- [Your instructions]: Only the lines holding the string "amount" are needed. Copy each one.

- [Dataset records]:
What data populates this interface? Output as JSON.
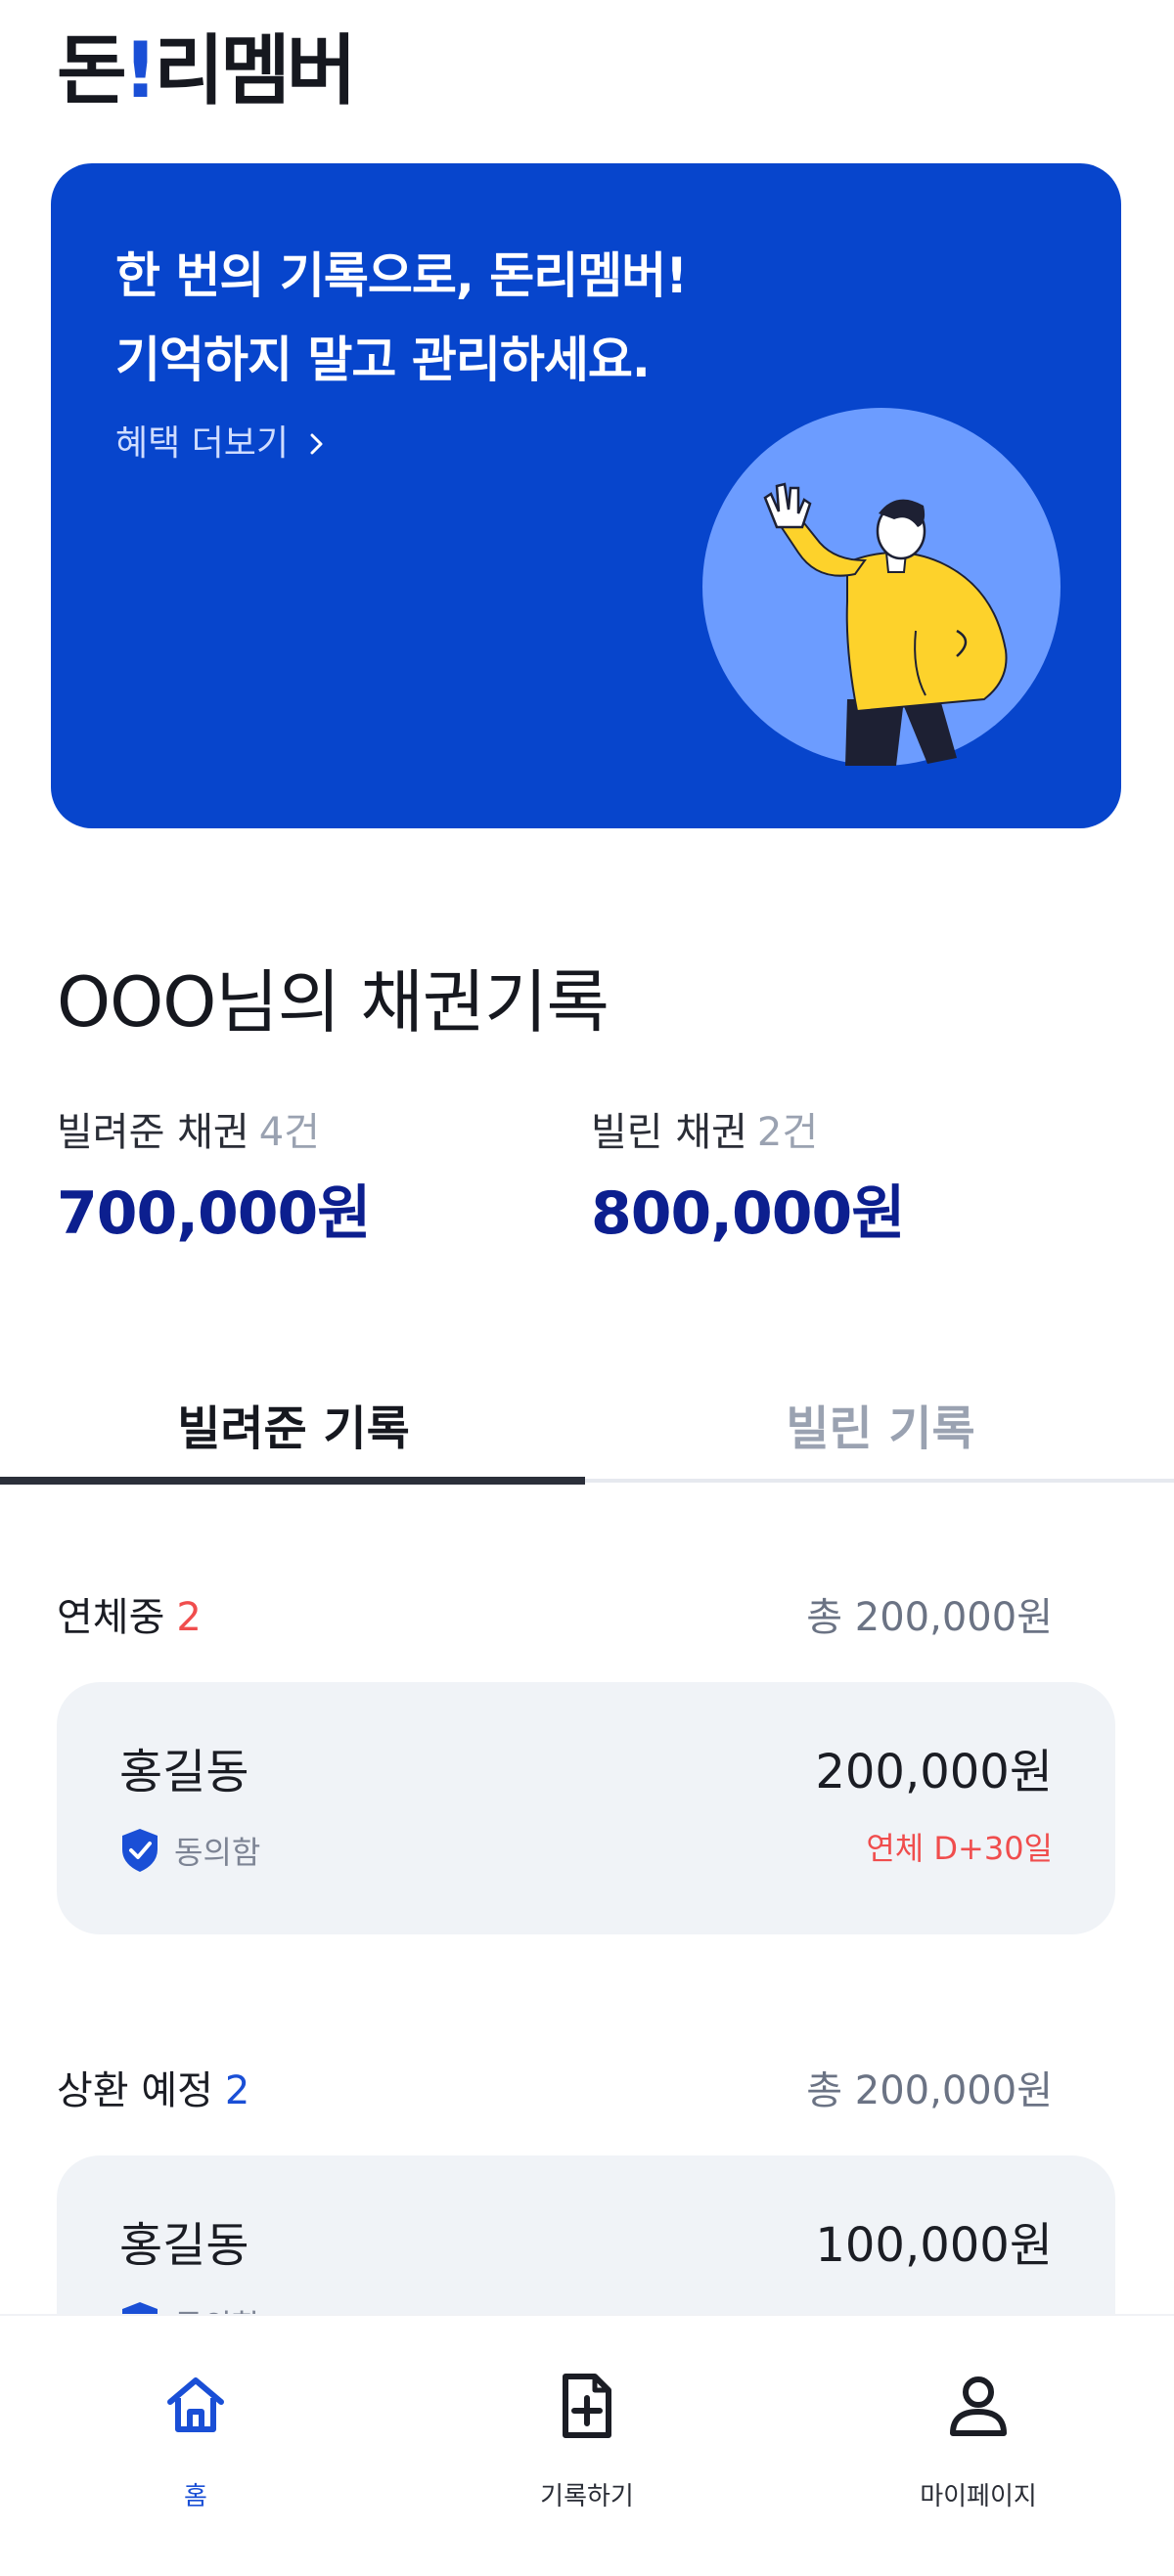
{
  "header": {
    "logo_left": "돈",
    "logo_bang": "!",
    "logo_right": "리멤버"
  },
  "banner": {
    "line1": "한 번의 기록으로, 돈리멤버!",
    "line2": "기억하지 말고 관리하세요.",
    "link_label": "혜택 더보기",
    "bg_color": "#0745cc"
  },
  "summary": {
    "title": "OOO님의 채권기록",
    "lent": {
      "label": "빌려준 채권",
      "count": "4건",
      "amount": "700,000원"
    },
    "borrowed": {
      "label": "빌린 채권",
      "count": "2건",
      "amount": "800,000원"
    }
  },
  "tabs": [
    {
      "label": "빌려준 기록",
      "active": true
    },
    {
      "label": "빌린 기록",
      "active": false
    }
  ],
  "groups": {
    "overdue": {
      "name": "연체중",
      "count": "2",
      "total": "총 200,000원",
      "card": {
        "name": "홍길동",
        "amount": "200,000원",
        "agree": "동의함",
        "status": "연체 D+30일"
      }
    },
    "upcoming": {
      "name": "상환 예정",
      "count": "2",
      "total": "총 200,000원",
      "card": {
        "name": "홍길동",
        "amount": "100,000원",
        "agree": "동의함"
      }
    }
  },
  "nav": [
    {
      "label": "홈",
      "icon": "home-icon",
      "active": true
    },
    {
      "label": "기록하기",
      "icon": "add-file-icon",
      "active": false
    },
    {
      "label": "마이페이지",
      "icon": "user-icon",
      "active": false
    }
  ],
  "colors": {
    "accent": "#1a4fd6",
    "amount": "#0c1f8f",
    "danger": "#f04d4d"
  }
}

- [Finished task]:
      "amount": "700,000원"
      "amount": "800,000원"
        "amount": "200,000원",
        "amount": "100,000원",
    "amount": "#0c1f8f",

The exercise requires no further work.